• [Set problem]:
What follows is a listing. Return every line of it exactly.

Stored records
[Start]
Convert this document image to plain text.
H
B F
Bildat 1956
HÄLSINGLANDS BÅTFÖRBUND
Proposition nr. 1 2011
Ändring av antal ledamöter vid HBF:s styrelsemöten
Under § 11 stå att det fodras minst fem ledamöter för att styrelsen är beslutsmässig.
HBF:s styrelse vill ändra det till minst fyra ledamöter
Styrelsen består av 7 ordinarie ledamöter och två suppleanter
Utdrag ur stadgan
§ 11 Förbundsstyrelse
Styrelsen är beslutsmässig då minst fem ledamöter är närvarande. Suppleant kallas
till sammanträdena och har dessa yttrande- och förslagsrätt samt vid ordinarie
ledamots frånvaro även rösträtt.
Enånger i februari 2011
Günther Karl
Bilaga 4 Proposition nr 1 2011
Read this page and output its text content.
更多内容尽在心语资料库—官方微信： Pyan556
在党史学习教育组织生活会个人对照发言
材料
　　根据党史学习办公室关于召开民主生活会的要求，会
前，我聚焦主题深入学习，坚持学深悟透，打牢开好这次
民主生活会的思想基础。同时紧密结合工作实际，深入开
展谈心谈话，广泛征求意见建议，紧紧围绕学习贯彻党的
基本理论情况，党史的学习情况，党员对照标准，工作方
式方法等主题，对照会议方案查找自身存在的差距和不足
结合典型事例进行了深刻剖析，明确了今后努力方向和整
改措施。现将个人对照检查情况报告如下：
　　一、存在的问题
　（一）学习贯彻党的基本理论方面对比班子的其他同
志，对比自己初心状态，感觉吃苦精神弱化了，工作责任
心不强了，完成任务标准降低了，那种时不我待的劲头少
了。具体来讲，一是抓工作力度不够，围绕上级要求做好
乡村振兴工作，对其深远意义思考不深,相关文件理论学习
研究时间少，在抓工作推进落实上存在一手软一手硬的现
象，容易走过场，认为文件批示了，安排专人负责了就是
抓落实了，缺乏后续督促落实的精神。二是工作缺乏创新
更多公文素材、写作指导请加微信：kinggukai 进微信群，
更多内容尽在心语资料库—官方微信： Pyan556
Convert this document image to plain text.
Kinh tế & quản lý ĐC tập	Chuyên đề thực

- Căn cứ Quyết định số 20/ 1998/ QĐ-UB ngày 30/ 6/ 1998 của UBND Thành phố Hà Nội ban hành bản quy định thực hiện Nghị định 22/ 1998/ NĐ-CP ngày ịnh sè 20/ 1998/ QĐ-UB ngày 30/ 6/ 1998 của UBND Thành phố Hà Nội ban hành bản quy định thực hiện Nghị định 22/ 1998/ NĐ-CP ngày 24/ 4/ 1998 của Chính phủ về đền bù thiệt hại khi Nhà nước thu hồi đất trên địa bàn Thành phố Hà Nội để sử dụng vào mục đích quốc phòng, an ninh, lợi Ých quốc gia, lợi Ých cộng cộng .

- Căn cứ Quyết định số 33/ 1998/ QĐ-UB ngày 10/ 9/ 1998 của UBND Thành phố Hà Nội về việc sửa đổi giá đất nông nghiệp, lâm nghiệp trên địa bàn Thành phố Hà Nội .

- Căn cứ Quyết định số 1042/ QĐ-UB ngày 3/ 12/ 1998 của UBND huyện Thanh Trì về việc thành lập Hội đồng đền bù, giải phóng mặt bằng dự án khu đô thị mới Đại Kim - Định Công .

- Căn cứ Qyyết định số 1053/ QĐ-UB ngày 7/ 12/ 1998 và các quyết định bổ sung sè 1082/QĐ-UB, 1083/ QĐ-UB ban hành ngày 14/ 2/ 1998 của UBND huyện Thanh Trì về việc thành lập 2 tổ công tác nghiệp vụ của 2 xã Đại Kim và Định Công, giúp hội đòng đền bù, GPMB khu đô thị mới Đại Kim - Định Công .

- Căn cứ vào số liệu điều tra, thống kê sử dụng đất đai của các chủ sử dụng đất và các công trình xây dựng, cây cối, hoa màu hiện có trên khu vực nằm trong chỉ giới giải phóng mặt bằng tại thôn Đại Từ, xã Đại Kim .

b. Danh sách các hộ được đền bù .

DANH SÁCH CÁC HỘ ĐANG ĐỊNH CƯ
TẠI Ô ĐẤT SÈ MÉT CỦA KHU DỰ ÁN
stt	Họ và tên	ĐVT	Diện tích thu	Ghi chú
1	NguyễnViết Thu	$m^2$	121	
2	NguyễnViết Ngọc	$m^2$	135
[End]
• [Solution to this problem]:
Convert this document image to plain text.
H
B F
Bildat 1956
HÄLSINGLANDS BÅTFÖRBUND
Proposition nr. 1 2011
Ändring av antal ledamöter vid HBF:s styrelsemöten
Under § 11 stå att det fodras minst fem ledamöter för att styrelsen är beslutsmässig.
HBF:s styrelse vill ändra det till minst fyra ledamöter
Styrelsen består av 7 ordinarie ledamöter och två suppleanter
Utdrag ur stadgan
§ 11 Förbundsstyrelse
Styrelsen är beslutsmässig då minst fem ledamöter är närvarande. Suppleant kallas
till sammanträdena och har dessa yttrande- och förslagsrätt samt vid ordinarie
ledamots frånvaro även rösträtt.
Enånger i februari 2011
Günther Karl
Bilaga 4 Proposition nr 1 2011
Read this page and output its text content.
更多内容尽在心语资料库—官方微信： Pyan556
在党史学习教育组织生活会个人对照发言
材料
　　根据党史学习办公室关于召开民主生活会的要求，会
前，我聚焦主题深入学习，坚持学深悟透，打牢开好这次
民主生活会的思想基础。同时紧密结合工作实际，深入开
展谈心谈话，广泛征求意见建议，紧紧围绕学习贯彻党的
基本理论情况，党史的学习情况，党员对照标准，工作方
式方法等主题，对照会议方案查找自身存在的差距和不足
结合典型事例进行了深刻剖析，明确了今后努力方向和整
改措施。现将个人对照检查情况报告如下：
　　一、存在的问题
　（一）学习贯彻党的基本理论方面对比班子的其他同
志，对比自己初心状态，感觉吃苦精神弱化了，工作责任
心不强了，完成任务标准降低了，那种时不我待的劲头少
了。具体来讲，一是抓工作力度不够，围绕上级要求做好
乡村振兴工作，对其深远意义思考不深,相关文件理论学习
研究时间少，在抓工作推进落实上存在一手软一手硬的现
象，容易走过场，认为文件批示了，安排专人负责了就是
抓落实了，缺乏后续督促落实的精神。二是工作缺乏创新
更多公文素材、写作指导请加微信：kinggukai 进微信群，
更多内容尽在心语资料库—官方微信： Pyan556
Convert this document image to plain text.
Kinh tế & quản lý ĐC tập	Chuyên đề thực

- Căn cứ Quyết định số 20/ 1998/ QĐ-UB ngày 30/ 6/ 1998 của UBND Thành phố Hà Nội ban hành bản quy định thực hiện Nghị định 22/ 1998/ NĐ-CP ngày ịnh sè 20/ 1998/ QĐ-UB ngày 30/ 6/ 1998 của UBND Thành phố Hà Nội ban hành bản quy định thực hiện Nghị định 22/ 1998/ NĐ-CP ngày 24/ 4/ 1998 của Chính phủ về đền bù thiệt hại khi Nhà nước thu hồi đất trên địa bàn Thành phố Hà Nội để sử dụng vào mục đích quốc phòng, an ninh, lợi Ých quốc gia, lợi Ých cộng cộng .

- Căn cứ Quyết định số 33/ 1998/ QĐ-UB ngày 10/ 9/ 1998 của UBND Thành phố Hà Nội về việc sửa đổi giá đất nông nghiệp, lâm nghiệp trên địa bàn Thành phố Hà Nội .

- Căn cứ Quyết định số 1042/ QĐ-UB ngày 3/ 12/ 1998 của UBND huyện Thanh Trì về việc thành lập Hội đồng đền bù, giải phóng mặt bằng dự án khu đô thị mới Đại Kim - Định Công .

- Căn cứ Qyyết định số 1053/ QĐ-UB ngày 7/ 12/ 1998 và các quyết định bổ sung sè 1082/QĐ-UB, 1083/ QĐ-UB ban hành ngày 14/ 2/ 1998 của UBND huyện Thanh Trì về việc thành lập 2 tổ công tác nghiệp vụ của 2 xã Đại Kim và Định Công, giúp hội đòng đền bù, GPMB khu đô thị mới Đại Kim - Định Công .

- Căn cứ vào số liệu điều tra, thống kê sử dụng đất đai của các chủ sử dụng đất và các công trình xây dựng, cây cối, hoa màu hiện có trên khu vực nằm trong chỉ giới giải phóng mặt bằng tại thôn Đại Từ, xã Đại Kim .

b. Danh sách các hộ được đền bù .

DANH SÁCH CÁC HỘ ĐANG ĐỊNH CƯ
TẠI Ô ĐẤT SÈ MÉT CỦA KHU DỰ ÁN
stt	Họ và tên	ĐVT	Diện tích thu	Ghi chú
1	NguyễnViết Thu	$m^2$	121	
2	NguyễnViết Ngọc	$m^2$	135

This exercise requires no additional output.